[Structured figure records]
--- Start ---

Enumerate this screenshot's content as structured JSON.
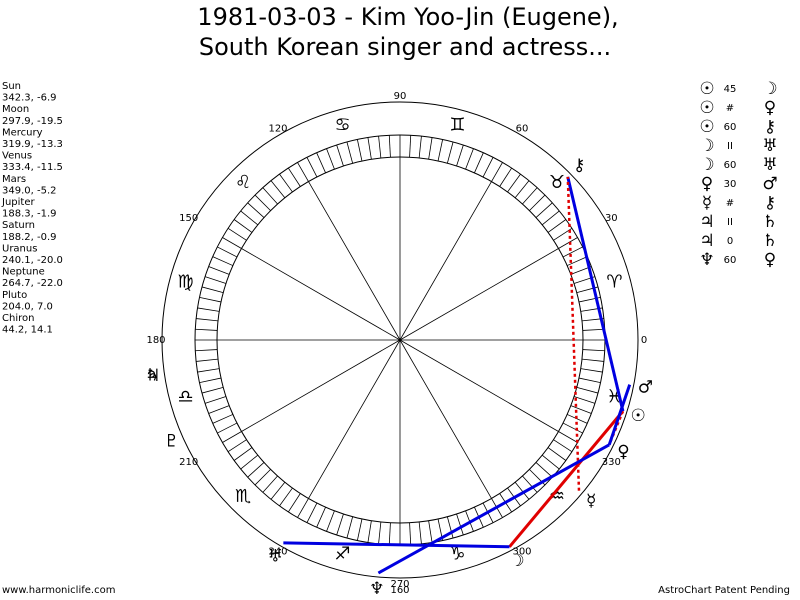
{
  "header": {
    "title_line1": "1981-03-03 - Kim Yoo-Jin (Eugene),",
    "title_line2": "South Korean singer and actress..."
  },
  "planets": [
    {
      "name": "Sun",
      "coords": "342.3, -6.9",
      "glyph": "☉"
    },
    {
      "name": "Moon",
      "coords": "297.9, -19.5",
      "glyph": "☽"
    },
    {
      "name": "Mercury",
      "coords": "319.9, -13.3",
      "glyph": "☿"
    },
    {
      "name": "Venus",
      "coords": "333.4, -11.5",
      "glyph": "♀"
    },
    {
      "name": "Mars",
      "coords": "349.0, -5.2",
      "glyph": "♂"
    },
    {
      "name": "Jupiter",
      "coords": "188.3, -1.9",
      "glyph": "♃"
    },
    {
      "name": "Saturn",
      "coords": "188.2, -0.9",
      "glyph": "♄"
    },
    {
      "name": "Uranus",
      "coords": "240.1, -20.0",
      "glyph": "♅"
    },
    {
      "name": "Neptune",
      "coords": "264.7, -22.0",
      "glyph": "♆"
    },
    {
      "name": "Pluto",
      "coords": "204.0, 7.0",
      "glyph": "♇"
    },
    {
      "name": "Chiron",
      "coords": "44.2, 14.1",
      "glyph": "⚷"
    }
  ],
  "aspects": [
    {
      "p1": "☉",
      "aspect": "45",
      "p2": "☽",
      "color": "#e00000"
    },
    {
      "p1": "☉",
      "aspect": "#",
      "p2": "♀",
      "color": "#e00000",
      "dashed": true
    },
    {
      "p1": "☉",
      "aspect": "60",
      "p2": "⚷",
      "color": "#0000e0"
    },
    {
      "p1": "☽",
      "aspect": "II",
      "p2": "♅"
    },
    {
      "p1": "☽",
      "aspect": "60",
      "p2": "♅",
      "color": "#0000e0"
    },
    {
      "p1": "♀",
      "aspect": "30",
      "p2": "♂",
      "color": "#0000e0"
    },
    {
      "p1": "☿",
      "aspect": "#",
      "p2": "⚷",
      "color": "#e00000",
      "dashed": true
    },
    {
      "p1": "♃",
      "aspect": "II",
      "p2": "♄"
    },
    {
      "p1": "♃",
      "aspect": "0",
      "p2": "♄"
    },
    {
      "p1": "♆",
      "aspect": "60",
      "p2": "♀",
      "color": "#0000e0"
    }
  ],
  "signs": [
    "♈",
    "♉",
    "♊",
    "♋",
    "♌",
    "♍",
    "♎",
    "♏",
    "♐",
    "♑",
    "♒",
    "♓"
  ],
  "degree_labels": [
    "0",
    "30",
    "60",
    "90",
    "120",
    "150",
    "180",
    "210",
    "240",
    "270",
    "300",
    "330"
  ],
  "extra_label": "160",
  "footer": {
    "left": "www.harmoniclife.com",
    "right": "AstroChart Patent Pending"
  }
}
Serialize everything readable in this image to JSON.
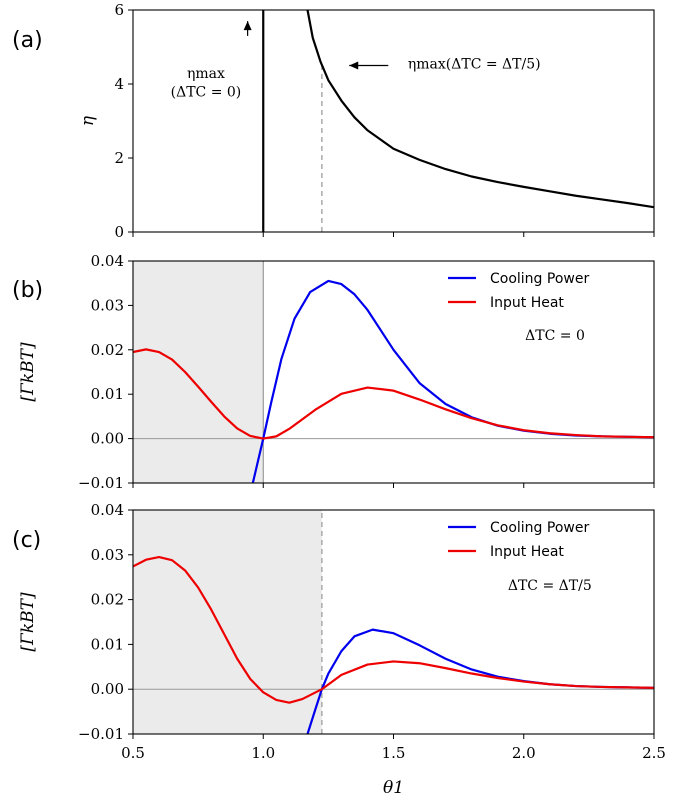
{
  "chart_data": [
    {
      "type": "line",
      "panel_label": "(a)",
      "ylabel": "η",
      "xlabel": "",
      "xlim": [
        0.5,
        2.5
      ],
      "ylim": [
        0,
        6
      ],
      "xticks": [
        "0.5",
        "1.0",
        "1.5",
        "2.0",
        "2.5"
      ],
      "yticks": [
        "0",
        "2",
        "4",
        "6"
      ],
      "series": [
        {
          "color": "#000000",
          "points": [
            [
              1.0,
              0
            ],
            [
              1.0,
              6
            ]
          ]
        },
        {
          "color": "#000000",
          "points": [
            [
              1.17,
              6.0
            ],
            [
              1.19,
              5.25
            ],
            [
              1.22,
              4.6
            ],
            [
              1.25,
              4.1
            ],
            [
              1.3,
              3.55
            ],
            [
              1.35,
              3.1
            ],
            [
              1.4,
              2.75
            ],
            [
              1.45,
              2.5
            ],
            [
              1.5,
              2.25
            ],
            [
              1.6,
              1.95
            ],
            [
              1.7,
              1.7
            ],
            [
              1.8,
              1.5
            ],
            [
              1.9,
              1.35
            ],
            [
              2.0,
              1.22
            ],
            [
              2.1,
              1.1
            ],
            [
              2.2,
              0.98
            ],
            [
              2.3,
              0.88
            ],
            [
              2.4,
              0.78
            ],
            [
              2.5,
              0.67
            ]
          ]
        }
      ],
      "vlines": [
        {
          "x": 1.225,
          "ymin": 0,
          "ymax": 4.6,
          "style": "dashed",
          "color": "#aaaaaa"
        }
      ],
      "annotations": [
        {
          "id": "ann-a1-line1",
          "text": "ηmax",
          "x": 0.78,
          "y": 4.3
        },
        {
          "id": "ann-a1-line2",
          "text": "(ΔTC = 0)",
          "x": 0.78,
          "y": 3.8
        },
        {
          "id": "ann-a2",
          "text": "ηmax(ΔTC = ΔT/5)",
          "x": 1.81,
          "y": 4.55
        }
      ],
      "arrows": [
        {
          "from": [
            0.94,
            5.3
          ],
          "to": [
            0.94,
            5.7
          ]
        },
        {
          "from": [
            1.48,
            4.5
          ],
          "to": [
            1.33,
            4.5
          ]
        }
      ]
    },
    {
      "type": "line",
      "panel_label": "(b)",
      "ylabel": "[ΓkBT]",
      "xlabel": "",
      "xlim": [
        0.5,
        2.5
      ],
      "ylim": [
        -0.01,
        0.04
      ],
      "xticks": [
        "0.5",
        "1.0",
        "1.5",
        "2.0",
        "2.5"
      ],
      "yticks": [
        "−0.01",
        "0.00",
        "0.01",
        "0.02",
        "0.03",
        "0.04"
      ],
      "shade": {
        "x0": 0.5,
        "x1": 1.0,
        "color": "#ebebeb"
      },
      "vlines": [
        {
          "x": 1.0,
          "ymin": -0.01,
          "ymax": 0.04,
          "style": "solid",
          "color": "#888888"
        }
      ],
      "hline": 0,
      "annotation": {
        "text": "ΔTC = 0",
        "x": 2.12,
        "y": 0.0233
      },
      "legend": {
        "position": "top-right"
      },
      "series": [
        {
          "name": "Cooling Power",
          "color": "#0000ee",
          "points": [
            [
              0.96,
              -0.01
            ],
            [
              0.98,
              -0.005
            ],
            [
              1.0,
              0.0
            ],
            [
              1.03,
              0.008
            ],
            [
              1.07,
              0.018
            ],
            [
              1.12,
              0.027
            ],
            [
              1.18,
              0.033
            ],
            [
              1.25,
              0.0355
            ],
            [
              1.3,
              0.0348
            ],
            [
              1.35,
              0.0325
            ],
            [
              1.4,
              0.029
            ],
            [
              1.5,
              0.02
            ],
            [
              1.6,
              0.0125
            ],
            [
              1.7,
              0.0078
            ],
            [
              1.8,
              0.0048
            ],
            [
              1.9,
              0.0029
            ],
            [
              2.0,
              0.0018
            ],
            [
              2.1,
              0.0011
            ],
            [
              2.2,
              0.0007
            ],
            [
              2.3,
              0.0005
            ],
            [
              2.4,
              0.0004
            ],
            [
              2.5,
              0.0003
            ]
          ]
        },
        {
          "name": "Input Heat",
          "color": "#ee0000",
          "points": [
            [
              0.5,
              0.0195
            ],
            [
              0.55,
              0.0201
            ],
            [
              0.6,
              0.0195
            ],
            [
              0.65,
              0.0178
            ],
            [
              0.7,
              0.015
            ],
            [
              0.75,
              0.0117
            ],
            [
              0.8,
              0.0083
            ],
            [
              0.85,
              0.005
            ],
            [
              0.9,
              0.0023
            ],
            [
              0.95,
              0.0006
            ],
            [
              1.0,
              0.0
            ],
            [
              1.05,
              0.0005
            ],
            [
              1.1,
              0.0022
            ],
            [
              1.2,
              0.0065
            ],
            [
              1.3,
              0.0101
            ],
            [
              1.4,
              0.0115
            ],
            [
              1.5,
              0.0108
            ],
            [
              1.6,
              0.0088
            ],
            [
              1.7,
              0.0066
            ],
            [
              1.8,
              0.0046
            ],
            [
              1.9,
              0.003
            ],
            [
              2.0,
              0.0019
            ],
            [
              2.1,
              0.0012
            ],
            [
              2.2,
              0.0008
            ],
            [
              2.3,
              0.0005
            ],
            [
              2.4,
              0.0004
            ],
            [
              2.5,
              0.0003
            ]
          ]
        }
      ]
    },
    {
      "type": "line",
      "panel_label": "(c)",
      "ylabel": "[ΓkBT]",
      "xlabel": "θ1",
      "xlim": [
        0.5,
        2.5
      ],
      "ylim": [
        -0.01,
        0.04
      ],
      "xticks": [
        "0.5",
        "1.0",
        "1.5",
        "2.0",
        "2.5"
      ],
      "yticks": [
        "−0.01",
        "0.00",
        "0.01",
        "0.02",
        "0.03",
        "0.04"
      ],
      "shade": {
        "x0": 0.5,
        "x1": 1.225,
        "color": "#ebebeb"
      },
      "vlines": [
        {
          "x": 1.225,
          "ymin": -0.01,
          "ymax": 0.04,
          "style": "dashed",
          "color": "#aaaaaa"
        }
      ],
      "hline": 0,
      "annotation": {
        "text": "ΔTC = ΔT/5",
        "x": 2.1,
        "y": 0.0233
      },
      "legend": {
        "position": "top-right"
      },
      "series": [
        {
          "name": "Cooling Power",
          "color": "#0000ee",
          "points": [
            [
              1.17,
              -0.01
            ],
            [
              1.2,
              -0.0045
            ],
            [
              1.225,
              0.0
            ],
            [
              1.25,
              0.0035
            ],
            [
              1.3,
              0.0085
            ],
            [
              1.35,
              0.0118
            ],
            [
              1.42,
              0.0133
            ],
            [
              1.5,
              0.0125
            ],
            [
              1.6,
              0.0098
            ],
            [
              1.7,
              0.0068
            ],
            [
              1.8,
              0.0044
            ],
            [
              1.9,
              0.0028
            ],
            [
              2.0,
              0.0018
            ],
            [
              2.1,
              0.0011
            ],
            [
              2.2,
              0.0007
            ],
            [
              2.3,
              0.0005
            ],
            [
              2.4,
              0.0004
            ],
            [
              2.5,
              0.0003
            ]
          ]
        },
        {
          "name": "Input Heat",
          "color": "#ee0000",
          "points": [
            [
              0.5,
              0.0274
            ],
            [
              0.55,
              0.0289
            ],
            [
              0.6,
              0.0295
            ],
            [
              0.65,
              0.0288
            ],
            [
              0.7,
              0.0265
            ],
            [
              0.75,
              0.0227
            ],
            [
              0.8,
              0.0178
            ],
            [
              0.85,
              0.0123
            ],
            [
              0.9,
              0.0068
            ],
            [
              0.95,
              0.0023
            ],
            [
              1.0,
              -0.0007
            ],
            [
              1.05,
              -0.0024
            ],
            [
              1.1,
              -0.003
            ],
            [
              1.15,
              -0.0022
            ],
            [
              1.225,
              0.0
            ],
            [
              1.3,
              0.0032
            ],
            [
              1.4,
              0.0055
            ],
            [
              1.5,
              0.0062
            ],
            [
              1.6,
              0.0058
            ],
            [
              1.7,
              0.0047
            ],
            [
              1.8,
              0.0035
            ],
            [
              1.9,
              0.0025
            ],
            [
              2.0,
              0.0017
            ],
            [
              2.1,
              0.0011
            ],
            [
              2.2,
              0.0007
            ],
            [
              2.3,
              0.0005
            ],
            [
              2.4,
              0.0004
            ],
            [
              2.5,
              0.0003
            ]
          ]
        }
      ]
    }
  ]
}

--- End ---

Set problem »
For each line of the listing that holds the word "glyph", show that line.

Exercise solution »
      "glyph": "☉"
      "glyph": "☽"
      "glyph": "☿"
      "glyph": "♀"
      "glyph": "♂"
      "glyph": "♃"
      "glyph": "♄"
      "glyph": "♅"
      "glyph": "♆"
      "glyph": "♇"
      "glyph": "⚷"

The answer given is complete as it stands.